▶ _YOUR TASK_:
Find the string "admin" in the data, then copy every line where it is found.

▶ _DATASET RECORDS_:
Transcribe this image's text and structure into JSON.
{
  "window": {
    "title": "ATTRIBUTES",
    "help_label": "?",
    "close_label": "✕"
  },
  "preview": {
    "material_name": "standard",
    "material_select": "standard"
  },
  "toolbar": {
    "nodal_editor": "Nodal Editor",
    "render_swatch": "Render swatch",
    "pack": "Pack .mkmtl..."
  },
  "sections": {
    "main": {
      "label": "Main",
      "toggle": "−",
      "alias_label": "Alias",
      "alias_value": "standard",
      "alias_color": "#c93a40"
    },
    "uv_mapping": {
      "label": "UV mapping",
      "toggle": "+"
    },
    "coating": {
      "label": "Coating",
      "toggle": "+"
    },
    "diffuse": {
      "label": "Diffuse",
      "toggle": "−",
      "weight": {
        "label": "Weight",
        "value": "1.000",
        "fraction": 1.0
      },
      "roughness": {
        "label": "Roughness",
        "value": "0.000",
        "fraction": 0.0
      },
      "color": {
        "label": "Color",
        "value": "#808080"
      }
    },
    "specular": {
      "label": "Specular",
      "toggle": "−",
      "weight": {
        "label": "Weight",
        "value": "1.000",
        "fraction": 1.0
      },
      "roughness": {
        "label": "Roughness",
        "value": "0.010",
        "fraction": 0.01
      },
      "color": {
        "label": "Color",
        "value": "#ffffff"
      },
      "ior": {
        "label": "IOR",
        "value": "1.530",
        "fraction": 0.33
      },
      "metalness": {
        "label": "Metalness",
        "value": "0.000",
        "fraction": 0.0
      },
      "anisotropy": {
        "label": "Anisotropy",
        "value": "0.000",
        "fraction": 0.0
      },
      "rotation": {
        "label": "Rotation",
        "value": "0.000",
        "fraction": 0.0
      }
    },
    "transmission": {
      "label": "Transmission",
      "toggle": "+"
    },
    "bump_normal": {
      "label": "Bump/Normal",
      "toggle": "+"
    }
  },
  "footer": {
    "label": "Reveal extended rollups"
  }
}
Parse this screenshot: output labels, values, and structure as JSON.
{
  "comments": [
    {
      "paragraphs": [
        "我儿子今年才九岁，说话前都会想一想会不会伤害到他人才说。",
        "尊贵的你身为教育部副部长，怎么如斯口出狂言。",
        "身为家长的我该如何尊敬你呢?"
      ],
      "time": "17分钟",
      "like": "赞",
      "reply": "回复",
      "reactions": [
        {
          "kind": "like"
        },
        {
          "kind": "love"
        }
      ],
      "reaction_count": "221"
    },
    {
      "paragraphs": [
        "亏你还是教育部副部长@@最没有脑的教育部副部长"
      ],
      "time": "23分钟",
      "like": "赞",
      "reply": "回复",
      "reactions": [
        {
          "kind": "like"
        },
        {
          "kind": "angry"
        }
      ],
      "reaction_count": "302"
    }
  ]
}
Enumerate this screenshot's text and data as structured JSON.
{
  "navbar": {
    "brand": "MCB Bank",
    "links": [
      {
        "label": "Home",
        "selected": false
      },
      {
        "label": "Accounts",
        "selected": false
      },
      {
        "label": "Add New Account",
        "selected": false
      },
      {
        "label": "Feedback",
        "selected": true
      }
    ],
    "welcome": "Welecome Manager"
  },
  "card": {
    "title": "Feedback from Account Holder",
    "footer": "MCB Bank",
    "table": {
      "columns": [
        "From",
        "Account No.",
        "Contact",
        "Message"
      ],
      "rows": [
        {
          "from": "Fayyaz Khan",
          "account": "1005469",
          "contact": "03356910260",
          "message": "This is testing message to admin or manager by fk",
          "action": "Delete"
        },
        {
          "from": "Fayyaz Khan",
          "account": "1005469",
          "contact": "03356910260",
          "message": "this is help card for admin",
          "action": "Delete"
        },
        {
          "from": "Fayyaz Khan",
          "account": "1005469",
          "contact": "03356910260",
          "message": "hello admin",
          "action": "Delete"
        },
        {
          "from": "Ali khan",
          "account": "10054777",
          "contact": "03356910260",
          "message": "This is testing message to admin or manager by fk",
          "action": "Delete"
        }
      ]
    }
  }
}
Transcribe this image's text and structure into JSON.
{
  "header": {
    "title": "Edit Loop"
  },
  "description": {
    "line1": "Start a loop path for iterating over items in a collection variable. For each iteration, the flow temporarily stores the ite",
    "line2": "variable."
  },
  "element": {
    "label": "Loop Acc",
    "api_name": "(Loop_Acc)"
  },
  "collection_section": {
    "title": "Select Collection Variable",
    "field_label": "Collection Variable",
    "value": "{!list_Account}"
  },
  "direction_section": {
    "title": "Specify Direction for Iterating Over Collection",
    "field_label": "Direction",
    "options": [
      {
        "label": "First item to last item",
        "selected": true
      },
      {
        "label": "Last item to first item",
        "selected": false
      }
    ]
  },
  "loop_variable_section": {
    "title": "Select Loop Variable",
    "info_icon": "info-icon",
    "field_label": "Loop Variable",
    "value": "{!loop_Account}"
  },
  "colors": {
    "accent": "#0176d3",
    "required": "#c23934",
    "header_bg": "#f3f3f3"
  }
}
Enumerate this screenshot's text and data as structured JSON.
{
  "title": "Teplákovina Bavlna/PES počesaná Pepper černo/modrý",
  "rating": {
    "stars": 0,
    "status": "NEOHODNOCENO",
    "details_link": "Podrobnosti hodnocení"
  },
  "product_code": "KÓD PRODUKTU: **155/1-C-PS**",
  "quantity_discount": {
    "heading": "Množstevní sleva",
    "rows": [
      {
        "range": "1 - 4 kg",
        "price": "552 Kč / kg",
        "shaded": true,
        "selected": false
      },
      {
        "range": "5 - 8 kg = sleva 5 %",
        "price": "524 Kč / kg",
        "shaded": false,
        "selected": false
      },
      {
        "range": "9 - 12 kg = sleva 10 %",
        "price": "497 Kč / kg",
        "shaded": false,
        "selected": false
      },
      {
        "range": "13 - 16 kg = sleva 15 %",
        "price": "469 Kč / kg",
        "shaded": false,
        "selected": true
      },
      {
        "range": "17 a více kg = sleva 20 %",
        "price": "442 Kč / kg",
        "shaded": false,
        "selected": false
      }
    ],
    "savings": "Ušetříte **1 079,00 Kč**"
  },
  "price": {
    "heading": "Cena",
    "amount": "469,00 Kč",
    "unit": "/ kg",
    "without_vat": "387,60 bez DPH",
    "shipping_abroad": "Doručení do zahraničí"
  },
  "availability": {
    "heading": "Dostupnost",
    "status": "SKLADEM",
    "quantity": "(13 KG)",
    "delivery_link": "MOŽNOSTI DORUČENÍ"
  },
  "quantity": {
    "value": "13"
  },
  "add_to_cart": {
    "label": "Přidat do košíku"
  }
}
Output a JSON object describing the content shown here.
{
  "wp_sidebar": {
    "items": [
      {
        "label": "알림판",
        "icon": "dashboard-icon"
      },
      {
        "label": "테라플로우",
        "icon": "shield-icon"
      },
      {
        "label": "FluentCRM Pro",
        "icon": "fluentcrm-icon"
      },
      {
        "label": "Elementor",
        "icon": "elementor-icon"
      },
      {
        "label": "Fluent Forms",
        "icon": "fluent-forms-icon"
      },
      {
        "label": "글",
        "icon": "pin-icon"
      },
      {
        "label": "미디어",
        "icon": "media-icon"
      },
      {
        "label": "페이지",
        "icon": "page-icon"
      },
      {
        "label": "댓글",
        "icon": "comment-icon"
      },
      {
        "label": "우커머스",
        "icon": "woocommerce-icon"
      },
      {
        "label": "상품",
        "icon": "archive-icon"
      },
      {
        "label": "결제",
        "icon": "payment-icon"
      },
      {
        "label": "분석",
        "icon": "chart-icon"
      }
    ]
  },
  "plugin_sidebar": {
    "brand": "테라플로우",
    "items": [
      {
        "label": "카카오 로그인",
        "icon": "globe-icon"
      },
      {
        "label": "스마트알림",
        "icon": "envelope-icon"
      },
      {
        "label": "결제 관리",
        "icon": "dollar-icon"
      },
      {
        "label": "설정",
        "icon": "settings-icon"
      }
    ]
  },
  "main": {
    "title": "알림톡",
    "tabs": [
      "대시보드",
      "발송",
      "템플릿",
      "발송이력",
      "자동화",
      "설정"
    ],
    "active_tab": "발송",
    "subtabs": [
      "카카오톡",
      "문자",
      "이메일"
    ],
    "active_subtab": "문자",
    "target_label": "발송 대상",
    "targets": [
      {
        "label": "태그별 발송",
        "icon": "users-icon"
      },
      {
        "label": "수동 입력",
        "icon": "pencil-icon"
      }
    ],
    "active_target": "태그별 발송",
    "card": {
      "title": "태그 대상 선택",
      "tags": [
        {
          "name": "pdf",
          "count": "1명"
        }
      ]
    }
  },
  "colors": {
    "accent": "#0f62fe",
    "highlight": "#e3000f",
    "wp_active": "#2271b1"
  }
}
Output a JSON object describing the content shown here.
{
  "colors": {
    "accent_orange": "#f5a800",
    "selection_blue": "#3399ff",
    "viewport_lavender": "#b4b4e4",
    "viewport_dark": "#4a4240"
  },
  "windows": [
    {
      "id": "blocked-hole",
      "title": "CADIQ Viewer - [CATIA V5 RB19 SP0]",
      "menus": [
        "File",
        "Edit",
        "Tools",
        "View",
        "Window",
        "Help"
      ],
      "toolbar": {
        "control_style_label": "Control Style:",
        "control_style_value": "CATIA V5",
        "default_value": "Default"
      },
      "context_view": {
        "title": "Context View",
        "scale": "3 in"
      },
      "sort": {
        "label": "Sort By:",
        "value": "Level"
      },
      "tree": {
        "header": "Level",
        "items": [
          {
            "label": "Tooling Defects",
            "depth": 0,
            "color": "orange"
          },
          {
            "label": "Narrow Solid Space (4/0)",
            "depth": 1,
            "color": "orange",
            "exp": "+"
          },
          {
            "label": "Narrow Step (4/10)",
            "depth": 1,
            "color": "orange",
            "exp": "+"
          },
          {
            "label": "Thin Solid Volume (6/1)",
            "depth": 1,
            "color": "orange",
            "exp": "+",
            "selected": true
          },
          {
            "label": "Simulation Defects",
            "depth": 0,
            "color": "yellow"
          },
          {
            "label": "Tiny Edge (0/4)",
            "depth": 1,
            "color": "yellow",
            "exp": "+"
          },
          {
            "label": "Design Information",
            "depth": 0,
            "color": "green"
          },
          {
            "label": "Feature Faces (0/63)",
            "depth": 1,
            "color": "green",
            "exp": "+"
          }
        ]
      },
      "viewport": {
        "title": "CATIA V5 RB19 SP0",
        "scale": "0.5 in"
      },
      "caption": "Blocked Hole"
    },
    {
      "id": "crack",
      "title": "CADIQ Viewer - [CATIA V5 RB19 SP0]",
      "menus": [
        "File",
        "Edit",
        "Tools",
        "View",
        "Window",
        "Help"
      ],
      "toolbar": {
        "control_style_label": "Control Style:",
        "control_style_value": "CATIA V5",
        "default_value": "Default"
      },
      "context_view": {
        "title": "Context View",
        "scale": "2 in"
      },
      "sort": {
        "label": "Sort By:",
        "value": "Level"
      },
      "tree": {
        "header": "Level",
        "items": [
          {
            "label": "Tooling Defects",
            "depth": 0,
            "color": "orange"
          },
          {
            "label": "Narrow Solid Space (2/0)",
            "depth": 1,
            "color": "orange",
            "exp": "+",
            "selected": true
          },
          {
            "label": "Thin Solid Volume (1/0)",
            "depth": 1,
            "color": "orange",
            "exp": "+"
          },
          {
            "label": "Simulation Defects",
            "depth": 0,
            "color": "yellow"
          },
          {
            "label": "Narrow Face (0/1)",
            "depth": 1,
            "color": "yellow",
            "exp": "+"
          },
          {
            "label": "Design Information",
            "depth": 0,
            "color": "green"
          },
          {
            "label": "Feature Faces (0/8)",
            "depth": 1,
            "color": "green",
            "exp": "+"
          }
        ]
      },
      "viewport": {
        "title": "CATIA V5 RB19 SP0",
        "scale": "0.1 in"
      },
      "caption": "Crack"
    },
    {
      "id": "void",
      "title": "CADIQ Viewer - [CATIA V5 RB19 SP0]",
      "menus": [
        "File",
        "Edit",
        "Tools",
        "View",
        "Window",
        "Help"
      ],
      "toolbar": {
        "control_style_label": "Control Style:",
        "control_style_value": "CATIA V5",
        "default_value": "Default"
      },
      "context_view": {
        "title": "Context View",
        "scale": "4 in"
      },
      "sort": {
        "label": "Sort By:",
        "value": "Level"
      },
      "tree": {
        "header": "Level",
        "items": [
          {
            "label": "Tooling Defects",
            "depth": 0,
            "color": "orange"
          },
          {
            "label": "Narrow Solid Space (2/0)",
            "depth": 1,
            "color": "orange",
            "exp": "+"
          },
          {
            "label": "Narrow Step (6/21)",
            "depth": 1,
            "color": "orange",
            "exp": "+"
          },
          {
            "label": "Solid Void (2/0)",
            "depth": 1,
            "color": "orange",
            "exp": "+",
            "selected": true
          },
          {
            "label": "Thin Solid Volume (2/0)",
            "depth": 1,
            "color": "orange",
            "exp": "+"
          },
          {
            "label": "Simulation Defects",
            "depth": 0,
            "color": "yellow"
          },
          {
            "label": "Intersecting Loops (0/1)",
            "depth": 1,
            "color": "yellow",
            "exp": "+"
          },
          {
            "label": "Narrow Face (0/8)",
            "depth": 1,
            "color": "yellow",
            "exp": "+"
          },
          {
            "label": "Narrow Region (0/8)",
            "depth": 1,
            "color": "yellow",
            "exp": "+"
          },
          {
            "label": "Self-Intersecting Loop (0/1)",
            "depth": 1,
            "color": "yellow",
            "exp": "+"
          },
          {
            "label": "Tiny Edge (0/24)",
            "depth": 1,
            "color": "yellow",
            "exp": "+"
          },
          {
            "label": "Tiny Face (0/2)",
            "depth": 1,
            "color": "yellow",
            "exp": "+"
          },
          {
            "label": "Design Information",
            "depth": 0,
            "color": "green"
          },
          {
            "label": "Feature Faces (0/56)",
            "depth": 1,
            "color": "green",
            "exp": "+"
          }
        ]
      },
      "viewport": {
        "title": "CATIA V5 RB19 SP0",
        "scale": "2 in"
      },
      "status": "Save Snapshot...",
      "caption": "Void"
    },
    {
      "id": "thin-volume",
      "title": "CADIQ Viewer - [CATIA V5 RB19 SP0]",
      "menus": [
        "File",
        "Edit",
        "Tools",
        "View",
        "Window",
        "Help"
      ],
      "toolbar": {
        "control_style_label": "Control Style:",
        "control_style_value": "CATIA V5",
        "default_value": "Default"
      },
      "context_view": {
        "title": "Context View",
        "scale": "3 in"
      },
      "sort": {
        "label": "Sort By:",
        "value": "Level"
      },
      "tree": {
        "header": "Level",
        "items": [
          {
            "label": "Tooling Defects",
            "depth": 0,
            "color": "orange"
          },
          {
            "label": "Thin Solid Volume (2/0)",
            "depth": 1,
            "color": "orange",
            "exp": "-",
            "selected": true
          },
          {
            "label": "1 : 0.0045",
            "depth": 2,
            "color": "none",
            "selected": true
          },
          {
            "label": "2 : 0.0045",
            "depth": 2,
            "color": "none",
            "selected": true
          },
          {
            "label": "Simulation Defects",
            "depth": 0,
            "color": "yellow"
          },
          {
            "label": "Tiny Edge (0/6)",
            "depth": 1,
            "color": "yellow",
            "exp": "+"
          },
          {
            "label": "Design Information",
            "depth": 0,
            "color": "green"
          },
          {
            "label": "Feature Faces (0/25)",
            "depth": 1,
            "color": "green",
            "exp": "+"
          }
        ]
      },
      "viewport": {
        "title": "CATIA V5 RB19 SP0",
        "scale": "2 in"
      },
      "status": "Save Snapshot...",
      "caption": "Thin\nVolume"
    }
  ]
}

▶ _TASK RESULT_:
          "message": "This is testing message to admin or manager by fk",
          "message": "this is help card for admin",
          "message": "hello admin",
          "message": "This is testing message to admin or manager by fk",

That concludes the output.